- STATED PROBLEM:
Examine the entries and show every line in which the word "caption" is found.

- EXTRACTED DATA:
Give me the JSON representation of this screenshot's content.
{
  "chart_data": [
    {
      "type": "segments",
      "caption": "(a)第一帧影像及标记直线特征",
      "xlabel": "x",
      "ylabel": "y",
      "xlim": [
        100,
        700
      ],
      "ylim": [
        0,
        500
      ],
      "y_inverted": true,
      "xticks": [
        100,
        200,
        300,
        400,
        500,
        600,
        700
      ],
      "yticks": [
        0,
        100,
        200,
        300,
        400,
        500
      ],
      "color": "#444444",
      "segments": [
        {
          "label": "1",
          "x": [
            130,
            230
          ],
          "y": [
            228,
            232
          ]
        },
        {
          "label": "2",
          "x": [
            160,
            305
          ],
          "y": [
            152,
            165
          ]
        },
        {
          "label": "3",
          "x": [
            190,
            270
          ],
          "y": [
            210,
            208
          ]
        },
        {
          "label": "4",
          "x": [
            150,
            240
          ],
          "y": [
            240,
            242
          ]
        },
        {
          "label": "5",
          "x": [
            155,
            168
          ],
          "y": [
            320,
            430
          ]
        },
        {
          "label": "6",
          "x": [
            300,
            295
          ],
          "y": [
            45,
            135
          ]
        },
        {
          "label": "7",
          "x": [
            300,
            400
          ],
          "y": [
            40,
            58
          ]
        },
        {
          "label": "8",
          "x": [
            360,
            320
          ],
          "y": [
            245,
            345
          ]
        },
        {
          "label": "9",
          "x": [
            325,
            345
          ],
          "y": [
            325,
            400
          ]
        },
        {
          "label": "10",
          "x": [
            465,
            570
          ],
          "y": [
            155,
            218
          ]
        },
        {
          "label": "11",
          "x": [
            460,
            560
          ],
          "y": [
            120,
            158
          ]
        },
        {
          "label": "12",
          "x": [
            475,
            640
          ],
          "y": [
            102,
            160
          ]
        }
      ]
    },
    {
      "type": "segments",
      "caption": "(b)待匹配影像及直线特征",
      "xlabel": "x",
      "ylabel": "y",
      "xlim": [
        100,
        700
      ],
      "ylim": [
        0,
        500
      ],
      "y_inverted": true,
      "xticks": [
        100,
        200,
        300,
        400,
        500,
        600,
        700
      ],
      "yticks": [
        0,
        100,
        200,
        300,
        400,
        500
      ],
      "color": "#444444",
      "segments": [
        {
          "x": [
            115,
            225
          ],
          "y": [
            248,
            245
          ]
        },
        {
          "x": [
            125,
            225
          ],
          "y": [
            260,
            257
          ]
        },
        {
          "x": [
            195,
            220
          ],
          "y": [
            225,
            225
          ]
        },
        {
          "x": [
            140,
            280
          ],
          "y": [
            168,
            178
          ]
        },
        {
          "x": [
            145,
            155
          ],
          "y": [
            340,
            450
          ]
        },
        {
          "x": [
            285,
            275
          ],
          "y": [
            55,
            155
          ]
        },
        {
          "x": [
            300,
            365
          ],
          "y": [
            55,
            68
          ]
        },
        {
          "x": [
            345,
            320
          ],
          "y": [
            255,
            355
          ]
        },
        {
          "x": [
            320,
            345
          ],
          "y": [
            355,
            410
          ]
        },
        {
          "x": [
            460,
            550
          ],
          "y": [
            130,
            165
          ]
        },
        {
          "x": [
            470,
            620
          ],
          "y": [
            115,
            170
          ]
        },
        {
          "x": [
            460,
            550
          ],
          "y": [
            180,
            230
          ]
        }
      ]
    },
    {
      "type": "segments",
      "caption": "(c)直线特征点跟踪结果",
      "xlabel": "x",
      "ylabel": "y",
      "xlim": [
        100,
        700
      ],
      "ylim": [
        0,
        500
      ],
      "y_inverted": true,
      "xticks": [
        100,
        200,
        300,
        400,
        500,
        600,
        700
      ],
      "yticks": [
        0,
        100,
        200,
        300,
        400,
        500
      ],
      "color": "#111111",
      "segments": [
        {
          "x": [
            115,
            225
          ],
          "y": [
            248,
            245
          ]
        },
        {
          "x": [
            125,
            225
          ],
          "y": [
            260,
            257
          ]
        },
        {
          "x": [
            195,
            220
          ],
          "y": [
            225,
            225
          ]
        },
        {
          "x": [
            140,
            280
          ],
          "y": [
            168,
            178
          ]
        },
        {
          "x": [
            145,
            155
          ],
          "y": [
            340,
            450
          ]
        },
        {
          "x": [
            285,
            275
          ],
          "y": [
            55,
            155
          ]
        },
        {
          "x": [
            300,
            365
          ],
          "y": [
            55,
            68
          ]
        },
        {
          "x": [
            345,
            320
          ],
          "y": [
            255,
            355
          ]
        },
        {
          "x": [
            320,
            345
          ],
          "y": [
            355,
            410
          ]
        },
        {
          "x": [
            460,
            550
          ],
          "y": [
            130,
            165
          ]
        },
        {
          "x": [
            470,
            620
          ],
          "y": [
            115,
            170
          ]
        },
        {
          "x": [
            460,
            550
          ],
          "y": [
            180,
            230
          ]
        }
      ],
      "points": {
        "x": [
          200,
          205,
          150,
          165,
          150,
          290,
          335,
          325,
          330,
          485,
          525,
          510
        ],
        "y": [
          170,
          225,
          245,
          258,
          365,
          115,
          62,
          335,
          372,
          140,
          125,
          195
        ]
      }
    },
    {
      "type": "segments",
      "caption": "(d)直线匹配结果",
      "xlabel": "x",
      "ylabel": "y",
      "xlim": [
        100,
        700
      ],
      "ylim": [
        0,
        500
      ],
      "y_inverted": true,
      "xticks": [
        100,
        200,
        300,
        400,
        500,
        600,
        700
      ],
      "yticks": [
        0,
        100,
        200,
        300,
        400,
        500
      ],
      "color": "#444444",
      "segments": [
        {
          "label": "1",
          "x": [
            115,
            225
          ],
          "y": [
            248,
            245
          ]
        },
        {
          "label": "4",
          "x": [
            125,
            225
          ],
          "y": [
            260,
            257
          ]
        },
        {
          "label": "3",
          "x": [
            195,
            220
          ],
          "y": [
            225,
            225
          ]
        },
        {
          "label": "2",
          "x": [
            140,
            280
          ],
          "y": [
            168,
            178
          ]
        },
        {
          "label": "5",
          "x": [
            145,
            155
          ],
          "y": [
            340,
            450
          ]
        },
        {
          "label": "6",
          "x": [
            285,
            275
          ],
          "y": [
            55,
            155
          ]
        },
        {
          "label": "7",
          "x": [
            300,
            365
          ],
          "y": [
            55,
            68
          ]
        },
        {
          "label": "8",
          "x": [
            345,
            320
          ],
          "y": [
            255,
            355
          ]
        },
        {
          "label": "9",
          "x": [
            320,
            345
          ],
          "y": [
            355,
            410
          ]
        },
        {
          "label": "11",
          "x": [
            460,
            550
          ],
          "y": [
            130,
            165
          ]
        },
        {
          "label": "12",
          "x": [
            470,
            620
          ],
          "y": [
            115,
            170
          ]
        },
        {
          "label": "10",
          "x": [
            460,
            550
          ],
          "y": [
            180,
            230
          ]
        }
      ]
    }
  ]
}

- EXERCISE RESPONSE:
      "caption": "(a)第一帧影像及标记直线特征",
      "caption": "(b)待匹配影像及直线特征",
      "caption": "(c)直线特征点跟踪结果",
      "caption": "(d)直线匹配结果",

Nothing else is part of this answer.